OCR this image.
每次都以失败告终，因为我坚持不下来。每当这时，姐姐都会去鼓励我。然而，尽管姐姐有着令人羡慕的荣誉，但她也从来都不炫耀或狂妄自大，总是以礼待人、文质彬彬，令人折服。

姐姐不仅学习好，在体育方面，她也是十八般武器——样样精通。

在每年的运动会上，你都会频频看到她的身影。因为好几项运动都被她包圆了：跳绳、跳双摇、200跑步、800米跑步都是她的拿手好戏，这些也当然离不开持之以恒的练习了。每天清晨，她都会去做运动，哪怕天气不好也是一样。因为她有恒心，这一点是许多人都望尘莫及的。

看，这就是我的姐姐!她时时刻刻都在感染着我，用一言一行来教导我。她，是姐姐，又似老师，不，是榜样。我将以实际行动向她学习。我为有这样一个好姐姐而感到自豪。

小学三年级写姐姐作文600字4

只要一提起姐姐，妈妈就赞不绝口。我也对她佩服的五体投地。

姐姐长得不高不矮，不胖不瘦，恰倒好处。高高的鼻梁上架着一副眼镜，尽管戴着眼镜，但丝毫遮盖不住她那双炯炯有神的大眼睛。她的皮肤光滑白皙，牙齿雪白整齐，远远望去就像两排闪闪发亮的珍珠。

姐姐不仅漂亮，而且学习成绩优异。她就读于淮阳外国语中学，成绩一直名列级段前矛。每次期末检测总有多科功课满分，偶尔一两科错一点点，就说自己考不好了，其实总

• • •

Aim of the task:
Repeat back the data above, exact to the last character.

Exercise solution:
OCR this image.
每次都以失败告终，因为我坚持不下来。每当这时，姐姐都会去鼓励我。然而，尽管姐姐有着令人羡慕的荣誉，但她也从来都不炫耀或狂妄自大，总是以礼待人、文质彬彬，令人折服。

姐姐不仅学习好，在体育方面，她也是十八般武器——样样精通。

在每年的运动会上，你都会频频看到她的身影。因为好几项运动都被她包圆了：跳绳、跳双摇、200跑步、800米跑步都是她的拿手好戏，这些也当然离不开持之以恒的练习了。每天清晨，她都会去做运动，哪怕天气不好也是一样。因为她有恒心，这一点是许多人都望尘莫及的。

看，这就是我的姐姐!她时时刻刻都在感染着我，用一言一行来教导我。她，是姐姐，又似老师，不，是榜样。我将以实际行动向她学习。我为有这样一个好姐姐而感到自豪。

小学三年级写姐姐作文600字4

只要一提起姐姐，妈妈就赞不绝口。我也对她佩服的五体投地。

姐姐长得不高不矮，不胖不瘦，恰倒好处。高高的鼻梁上架着一副眼镜，尽管戴着眼镜，但丝毫遮盖不住她那双炯炯有神的大眼睛。她的皮肤光滑白皙，牙齿雪白整齐，远远望去就像两排闪闪发亮的珍珠。

姐姐不仅漂亮，而且学习成绩优异。她就读于淮阳外国语中学，成绩一直名列级段前矛。每次期末检测总有多科功课满分，偶尔一两科错一点点，就说自己考不好了，其实总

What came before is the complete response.